-- begin EXCERPTED RECORDS --

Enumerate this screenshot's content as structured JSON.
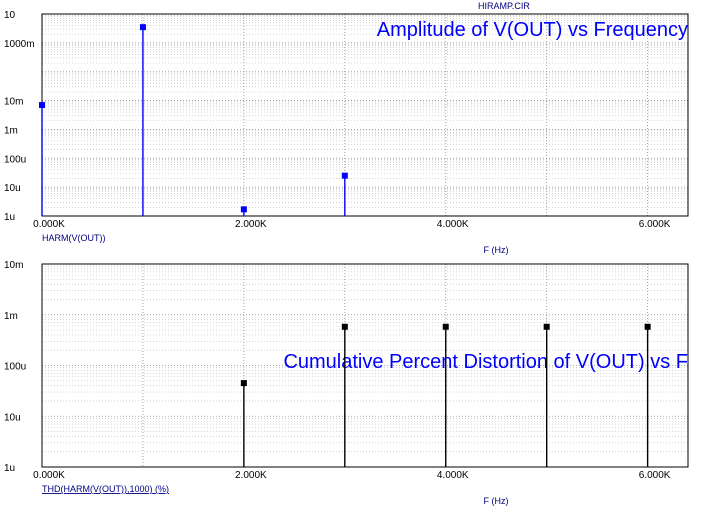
{
  "header": {
    "file_title": "HIRAMP.CIR"
  },
  "colors": {
    "series_top": "#0000ff",
    "series_bottom": "#000000",
    "grid": "#808080",
    "annotation": "#0000ff",
    "sublabel": "#000080"
  },
  "chart_data": [
    {
      "type": "stem",
      "title": "Amplitude of V(OUT) vs Frequency",
      "trace_label": "HARM(V(OUT))",
      "xlabel": "F (Hz)",
      "ylabel": "",
      "yscale": "log",
      "xlim": [
        0,
        6400
      ],
      "ylim": [
        1e-06,
        10
      ],
      "grid": true,
      "x_tick_values": [
        0,
        2000,
        4000,
        6000
      ],
      "x_tick_labels": [
        "0.000K",
        "2.000K",
        "4.000K",
        "6.000K"
      ],
      "y_tick_values": [
        10,
        1,
        0.01,
        0.001,
        0.0001,
        1e-05,
        1e-06
      ],
      "y_tick_labels": [
        "10",
        "1000m",
        "10m",
        "1m",
        "100u",
        "10u",
        "1u"
      ],
      "series": [
        {
          "x": [
            0,
            1000,
            2000,
            3000
          ],
          "y": [
            0.007,
            3.5,
            1.7e-06,
            2.5e-05
          ]
        }
      ]
    },
    {
      "type": "stem",
      "title": "Cumulative Percent Distortion of V(OUT) vs F",
      "trace_label": "THD(HARM(V(OUT)),1000) (%)",
      "xlabel": "F (Hz)",
      "ylabel": "",
      "yscale": "log",
      "xlim": [
        0,
        6400
      ],
      "ylim": [
        1e-06,
        0.01
      ],
      "grid": true,
      "x_tick_values": [
        0,
        2000,
        4000,
        6000
      ],
      "x_tick_labels": [
        "0.000K",
        "2.000K",
        "4.000K",
        "6.000K"
      ],
      "y_tick_values": [
        0.01,
        0.001,
        0.0001,
        1e-05,
        1e-06
      ],
      "y_tick_labels": [
        "10m",
        "1m",
        "100u",
        "10u",
        "1u"
      ],
      "series": [
        {
          "x": [
            2000,
            3000,
            4000,
            5000,
            6000
          ],
          "y": [
            4.5e-05,
            0.00058,
            0.00058,
            0.00058,
            0.00058
          ]
        }
      ]
    }
  ]
}
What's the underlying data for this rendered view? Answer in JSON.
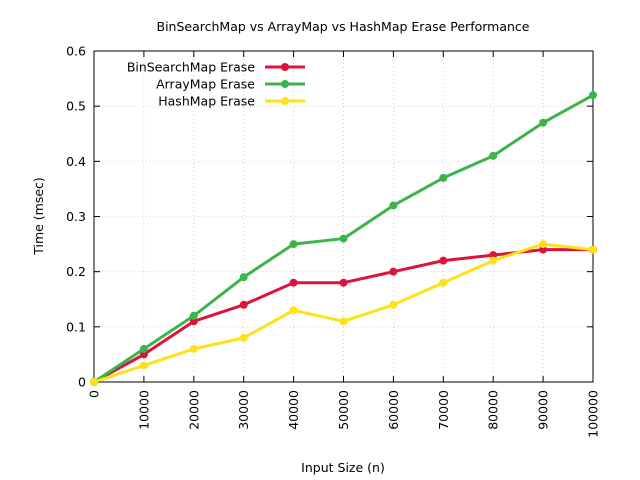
{
  "chart_data": {
    "type": "line",
    "title": "BinSearchMap vs ArrayMap vs HashMap Erase Performance",
    "xlabel": "Input Size (n)",
    "ylabel": "Time (msec)",
    "x": [
      0,
      10000,
      20000,
      30000,
      40000,
      50000,
      60000,
      70000,
      80000,
      90000,
      100000
    ],
    "x_tick_labels": [
      "0",
      "10000",
      "20000",
      "30000",
      "40000",
      "50000",
      "60000",
      "70000",
      "80000",
      "90000",
      "100000"
    ],
    "y_tick_labels": [
      "0",
      "0.1",
      "0.2",
      "0.3",
      "0.4",
      "0.5",
      "0.6"
    ],
    "y_ticks": [
      0,
      0.1,
      0.2,
      0.3,
      0.4,
      0.5,
      0.6
    ],
    "xlim": [
      0,
      100000
    ],
    "ylim": [
      0,
      0.6
    ],
    "grid": true,
    "legend_position": "top-left",
    "series": [
      {
        "name": "BinSearchMap Erase",
        "color": "#dc143c",
        "values": [
          0,
          0.05,
          0.11,
          0.14,
          0.18,
          0.18,
          0.2,
          0.22,
          0.23,
          0.24,
          0.24
        ]
      },
      {
        "name": "ArrayMap Erase",
        "color": "#3cb44b",
        "values": [
          0,
          0.06,
          0.12,
          0.19,
          0.25,
          0.26,
          0.32,
          0.37,
          0.41,
          0.47,
          0.52
        ]
      },
      {
        "name": "HashMap Erase",
        "color": "#ffe119",
        "values": [
          0,
          0.03,
          0.06,
          0.08,
          0.13,
          0.11,
          0.14,
          0.18,
          0.22,
          0.25,
          0.24
        ]
      }
    ]
  }
}
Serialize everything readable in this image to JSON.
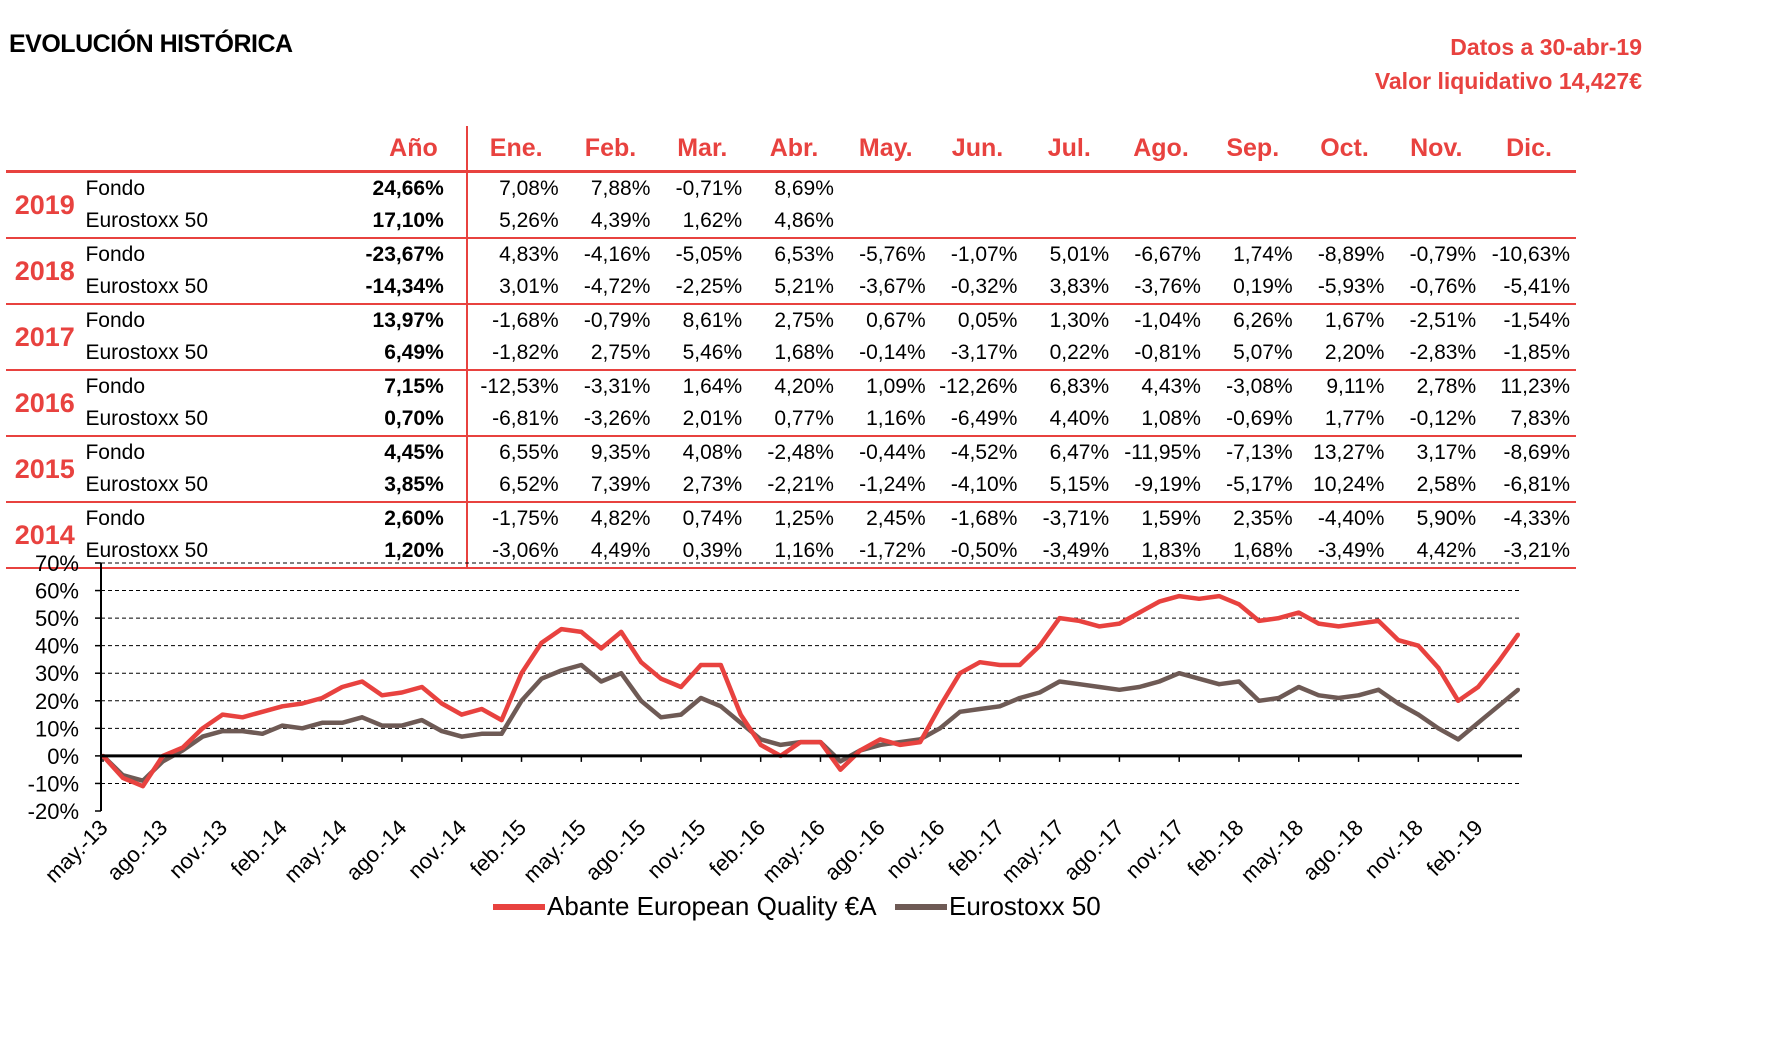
{
  "header": {
    "title": "EVOLUCIÓN HISTÓRICA",
    "date_line": "Datos a 30-abr-19",
    "nav_line": "Valor liquidativo 14,427€"
  },
  "table": {
    "year_header": "Año",
    "months": [
      "Ene.",
      "Feb.",
      "Mar.",
      "Abr.",
      "May.",
      "Jun.",
      "Jul.",
      "Ago.",
      "Sep.",
      "Oct.",
      "Nov.",
      "Dic."
    ],
    "rows": [
      {
        "year": "2019",
        "fund": {
          "label": "Fondo",
          "annual": "24,66%",
          "monthly": [
            "7,08%",
            "7,88%",
            "-0,71%",
            "8,69%",
            "",
            "",
            "",
            "",
            "",
            "",
            "",
            ""
          ]
        },
        "index": {
          "label": "Eurostoxx 50",
          "annual": "17,10%",
          "monthly": [
            "5,26%",
            "4,39%",
            "1,62%",
            "4,86%",
            "",
            "",
            "",
            "",
            "",
            "",
            "",
            ""
          ]
        }
      },
      {
        "year": "2018",
        "fund": {
          "label": "Fondo",
          "annual": "-23,67%",
          "monthly": [
            "4,83%",
            "-4,16%",
            "-5,05%",
            "6,53%",
            "-5,76%",
            "-1,07%",
            "5,01%",
            "-6,67%",
            "1,74%",
            "-8,89%",
            "-0,79%",
            "-10,63%"
          ]
        },
        "index": {
          "label": "Eurostoxx 50",
          "annual": "-14,34%",
          "monthly": [
            "3,01%",
            "-4,72%",
            "-2,25%",
            "5,21%",
            "-3,67%",
            "-0,32%",
            "3,83%",
            "-3,76%",
            "0,19%",
            "-5,93%",
            "-0,76%",
            "-5,41%"
          ]
        }
      },
      {
        "year": "2017",
        "fund": {
          "label": "Fondo",
          "annual": "13,97%",
          "monthly": [
            "-1,68%",
            "-0,79%",
            "8,61%",
            "2,75%",
            "0,67%",
            "0,05%",
            "1,30%",
            "-1,04%",
            "6,26%",
            "1,67%",
            "-2,51%",
            "-1,54%"
          ]
        },
        "index": {
          "label": "Eurostoxx 50",
          "annual": "6,49%",
          "monthly": [
            "-1,82%",
            "2,75%",
            "5,46%",
            "1,68%",
            "-0,14%",
            "-3,17%",
            "0,22%",
            "-0,81%",
            "5,07%",
            "2,20%",
            "-2,83%",
            "-1,85%"
          ]
        }
      },
      {
        "year": "2016",
        "fund": {
          "label": "Fondo",
          "annual": "7,15%",
          "monthly": [
            "-12,53%",
            "-3,31%",
            "1,64%",
            "4,20%",
            "1,09%",
            "-12,26%",
            "6,83%",
            "4,43%",
            "-3,08%",
            "9,11%",
            "2,78%",
            "11,23%"
          ]
        },
        "index": {
          "label": "Eurostoxx 50",
          "annual": "0,70%",
          "monthly": [
            "-6,81%",
            "-3,26%",
            "2,01%",
            "0,77%",
            "1,16%",
            "-6,49%",
            "4,40%",
            "1,08%",
            "-0,69%",
            "1,77%",
            "-0,12%",
            "7,83%"
          ]
        }
      },
      {
        "year": "2015",
        "fund": {
          "label": "Fondo",
          "annual": "4,45%",
          "monthly": [
            "6,55%",
            "9,35%",
            "4,08%",
            "-2,48%",
            "-0,44%",
            "-4,52%",
            "6,47%",
            "-11,95%",
            "-7,13%",
            "13,27%",
            "3,17%",
            "-8,69%"
          ]
        },
        "index": {
          "label": "Eurostoxx 50",
          "annual": "3,85%",
          "monthly": [
            "6,52%",
            "7,39%",
            "2,73%",
            "-2,21%",
            "-1,24%",
            "-4,10%",
            "5,15%",
            "-9,19%",
            "-5,17%",
            "10,24%",
            "2,58%",
            "-6,81%"
          ]
        }
      },
      {
        "year": "2014",
        "fund": {
          "label": "Fondo",
          "annual": "2,60%",
          "monthly": [
            "-1,75%",
            "4,82%",
            "0,74%",
            "1,25%",
            "2,45%",
            "-1,68%",
            "-3,71%",
            "1,59%",
            "2,35%",
            "-4,40%",
            "5,90%",
            "-4,33%"
          ]
        },
        "index": {
          "label": "Eurostoxx 50",
          "annual": "1,20%",
          "monthly": [
            "-3,06%",
            "4,49%",
            "0,39%",
            "1,16%",
            "-1,72%",
            "-0,50%",
            "-3,49%",
            "1,83%",
            "1,68%",
            "-3,49%",
            "4,42%",
            "-3,21%"
          ]
        }
      }
    ]
  },
  "chart_data": {
    "type": "line",
    "ylim": [
      -20,
      70
    ],
    "y_ticks": [
      70,
      60,
      50,
      40,
      30,
      20,
      10,
      0,
      -10,
      -20
    ],
    "y_tick_labels": [
      "70%",
      "60%",
      "50%",
      "40%",
      "30%",
      "20%",
      "10%",
      "0%",
      "-10%",
      "-20%"
    ],
    "x_tick_labels": [
      "may.-13",
      "ago.-13",
      "nov.-13",
      "feb.-14",
      "may.-14",
      "ago.-14",
      "nov.-14",
      "feb.-15",
      "may.-15",
      "ago.-15",
      "nov.-15",
      "feb.-16",
      "may.-16",
      "ago.-16",
      "nov.-16",
      "feb.-17",
      "may.-17",
      "ago.-17",
      "nov.-17",
      "feb.-18",
      "may.-18",
      "ago.-18",
      "nov.-18",
      "feb.-19"
    ],
    "grid": "horizontal dashed",
    "legend_position": "bottom",
    "series": [
      {
        "name": "Abante European Quality €A",
        "color": "#e8423f",
        "x": [
          "may.-13",
          "jun.-13",
          "jul.-13",
          "ago.-13",
          "sep.-13",
          "oct.-13",
          "nov.-13",
          "dic.-13",
          "ene.-14",
          "feb.-14",
          "mar.-14",
          "abr.-14",
          "may.-14",
          "jun.-14",
          "jul.-14",
          "ago.-14",
          "sep.-14",
          "oct.-14",
          "nov.-14",
          "dic.-14",
          "ene.-15",
          "feb.-15",
          "mar.-15",
          "abr.-15",
          "may.-15",
          "jun.-15",
          "jul.-15",
          "ago.-15",
          "sep.-15",
          "oct.-15",
          "nov.-15",
          "dic.-15",
          "ene.-16",
          "feb.-16",
          "mar.-16",
          "abr.-16",
          "may.-16",
          "jun.-16",
          "jul.-16",
          "ago.-16",
          "sep.-16",
          "oct.-16",
          "nov.-16",
          "dic.-16",
          "ene.-17",
          "feb.-17",
          "mar.-17",
          "abr.-17",
          "may.-17",
          "jun.-17",
          "jul.-17",
          "ago.-17",
          "sep.-17",
          "oct.-17",
          "nov.-17",
          "dic.-17",
          "ene.-18",
          "feb.-18",
          "mar.-18",
          "abr.-18",
          "may.-18",
          "jun.-18",
          "jul.-18",
          "ago.-18",
          "sep.-18",
          "oct.-18",
          "nov.-18",
          "dic.-18",
          "ene.-19",
          "feb.-19",
          "mar.-19",
          "abr.-19"
        ],
        "values": [
          0,
          -8,
          -11,
          0,
          3,
          10,
          15,
          14,
          16,
          18,
          19,
          21,
          25,
          27,
          22,
          23,
          25,
          19,
          15,
          17,
          13,
          30,
          41,
          46,
          45,
          39,
          45,
          34,
          28,
          25,
          33,
          33,
          15,
          4,
          0,
          5,
          5,
          -5,
          2,
          6,
          4,
          5,
          18,
          30,
          34,
          33,
          33,
          40,
          50,
          49,
          47,
          48,
          52,
          56,
          58,
          57,
          58,
          55,
          49,
          50,
          52,
          48,
          47,
          48,
          49,
          42,
          40,
          32,
          20,
          25,
          34,
          44
        ]
      },
      {
        "name": "Eurostoxx 50",
        "color": "#6e5a55",
        "x": [
          "may.-13",
          "jun.-13",
          "jul.-13",
          "ago.-13",
          "sep.-13",
          "oct.-13",
          "nov.-13",
          "dic.-13",
          "ene.-14",
          "feb.-14",
          "mar.-14",
          "abr.-14",
          "may.-14",
          "jun.-14",
          "jul.-14",
          "ago.-14",
          "sep.-14",
          "oct.-14",
          "nov.-14",
          "dic.-14",
          "ene.-15",
          "feb.-15",
          "mar.-15",
          "abr.-15",
          "may.-15",
          "jun.-15",
          "jul.-15",
          "ago.-15",
          "sep.-15",
          "oct.-15",
          "nov.-15",
          "dic.-15",
          "ene.-16",
          "feb.-16",
          "mar.-16",
          "abr.-16",
          "may.-16",
          "jun.-16",
          "jul.-16",
          "ago.-16",
          "sep.-16",
          "oct.-16",
          "nov.-16",
          "dic.-16",
          "ene.-17",
          "feb.-17",
          "mar.-17",
          "abr.-17",
          "may.-17",
          "jun.-17",
          "jul.-17",
          "ago.-17",
          "sep.-17",
          "oct.-17",
          "nov.-17",
          "dic.-17",
          "ene.-18",
          "feb.-18",
          "mar.-18",
          "abr.-18",
          "may.-18",
          "jun.-18",
          "jul.-18",
          "ago.-18",
          "sep.-18",
          "oct.-18",
          "nov.-18",
          "dic.-18",
          "ene.-19",
          "feb.-19",
          "mar.-19",
          "abr.-19"
        ],
        "values": [
          0,
          -7,
          -9,
          -2,
          2,
          7,
          9,
          9,
          8,
          11,
          10,
          12,
          12,
          14,
          11,
          11,
          13,
          9,
          7,
          8,
          8,
          20,
          28,
          31,
          33,
          27,
          30,
          20,
          14,
          15,
          21,
          18,
          12,
          6,
          4,
          5,
          5,
          -2,
          2,
          4,
          5,
          6,
          10,
          16,
          17,
          18,
          21,
          23,
          27,
          26,
          25,
          24,
          25,
          27,
          30,
          28,
          26,
          27,
          20,
          21,
          25,
          22,
          21,
          22,
          24,
          19,
          15,
          10,
          6,
          12,
          18,
          24
        ]
      }
    ]
  }
}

-- end EXCERPTED RECORDS --

> WHAT YOU HAVE TO DO: Pull out each line containing the word "Erase" and copy it.

> RESULT OF THE TASK:
    "title": "BinSearchMap vs ArrayMap vs HashMap Erase Performance",
        "name": "BinSearchMap Erase",
        "name": "ArrayMap Erase",
        "name": "HashMap Erase",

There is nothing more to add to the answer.